**Set task**
Reproduce the listing below without changes, except that pictures are left out.
____ Task material
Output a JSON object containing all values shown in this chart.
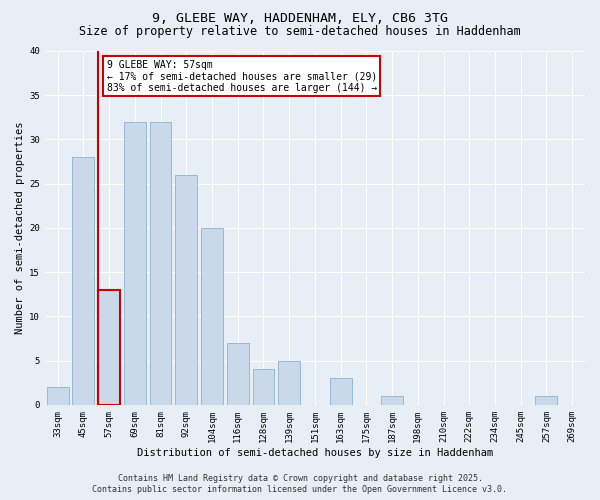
{
  "title_line1": "9, GLEBE WAY, HADDENHAM, ELY, CB6 3TG",
  "title_line2": "Size of property relative to semi-detached houses in Haddenham",
  "xlabel": "Distribution of semi-detached houses by size in Haddenham",
  "ylabel": "Number of semi-detached properties",
  "categories": [
    "33sqm",
    "45sqm",
    "57sqm",
    "69sqm",
    "81sqm",
    "92sqm",
    "104sqm",
    "116sqm",
    "128sqm",
    "139sqm",
    "151sqm",
    "163sqm",
    "175sqm",
    "187sqm",
    "198sqm",
    "210sqm",
    "222sqm",
    "234sqm",
    "245sqm",
    "257sqm",
    "269sqm"
  ],
  "values": [
    2,
    28,
    13,
    32,
    32,
    26,
    20,
    7,
    4,
    5,
    0,
    3,
    0,
    1,
    0,
    0,
    0,
    0,
    0,
    1,
    0
  ],
  "highlight_index": 2,
  "bar_color": "#c9d9ea",
  "bar_edge_color": "#7aaac8",
  "highlight_color": "#cc0000",
  "ylim": [
    0,
    40
  ],
  "yticks": [
    0,
    5,
    10,
    15,
    20,
    25,
    30,
    35,
    40
  ],
  "annotation_title": "9 GLEBE WAY: 57sqm",
  "annotation_line2": "← 17% of semi-detached houses are smaller (29)",
  "annotation_line3": "83% of semi-detached houses are larger (144) →",
  "footer_line1": "Contains HM Land Registry data © Crown copyright and database right 2025.",
  "footer_line2": "Contains public sector information licensed under the Open Government Licence v3.0.",
  "bg_color": "#e8eef5",
  "plot_bg_color": "#e8eef5",
  "grid_color": "#ffffff",
  "title_fontsize": 9.5,
  "subtitle_fontsize": 8.5,
  "axis_label_fontsize": 7.5,
  "tick_fontsize": 6.5,
  "annotation_fontsize": 7,
  "footer_fontsize": 6
}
________
**Solution for this task**
Output a JSON object containing all values shown in this chart.
{
  "title_line1": "9, GLEBE WAY, HADDENHAM, ELY, CB6 3TG",
  "title_line2": "Size of property relative to semi-detached houses in Haddenham",
  "xlabel": "Distribution of semi-detached houses by size in Haddenham",
  "ylabel": "Number of semi-detached properties",
  "categories": [
    "33sqm",
    "45sqm",
    "57sqm",
    "69sqm",
    "81sqm",
    "92sqm",
    "104sqm",
    "116sqm",
    "128sqm",
    "139sqm",
    "151sqm",
    "163sqm",
    "175sqm",
    "187sqm",
    "198sqm",
    "210sqm",
    "222sqm",
    "234sqm",
    "245sqm",
    "257sqm",
    "269sqm"
  ],
  "values": [
    2,
    28,
    13,
    32,
    32,
    26,
    20,
    7,
    4,
    5,
    0,
    3,
    0,
    1,
    0,
    0,
    0,
    0,
    0,
    1,
    0
  ],
  "highlight_index": 2,
  "bar_color": "#c9d9ea",
  "bar_edge_color": "#7aaac8",
  "highlight_color": "#cc0000",
  "ylim": [
    0,
    40
  ],
  "yticks": [
    0,
    5,
    10,
    15,
    20,
    25,
    30,
    35,
    40
  ],
  "annotation_title": "9 GLEBE WAY: 57sqm",
  "annotation_line2": "← 17% of semi-detached houses are smaller (29)",
  "annotation_line3": "83% of semi-detached houses are larger (144) →",
  "footer_line1": "Contains HM Land Registry data © Crown copyright and database right 2025.",
  "footer_line2": "Contains public sector information licensed under the Open Government Licence v3.0.",
  "bg_color": "#e8eef5",
  "plot_bg_color": "#e8eef5",
  "grid_color": "#ffffff",
  "title_fontsize": 9.5,
  "subtitle_fontsize": 8.5,
  "axis_label_fontsize": 7.5,
  "tick_fontsize": 6.5,
  "annotation_fontsize": 7,
  "footer_fontsize": 6
}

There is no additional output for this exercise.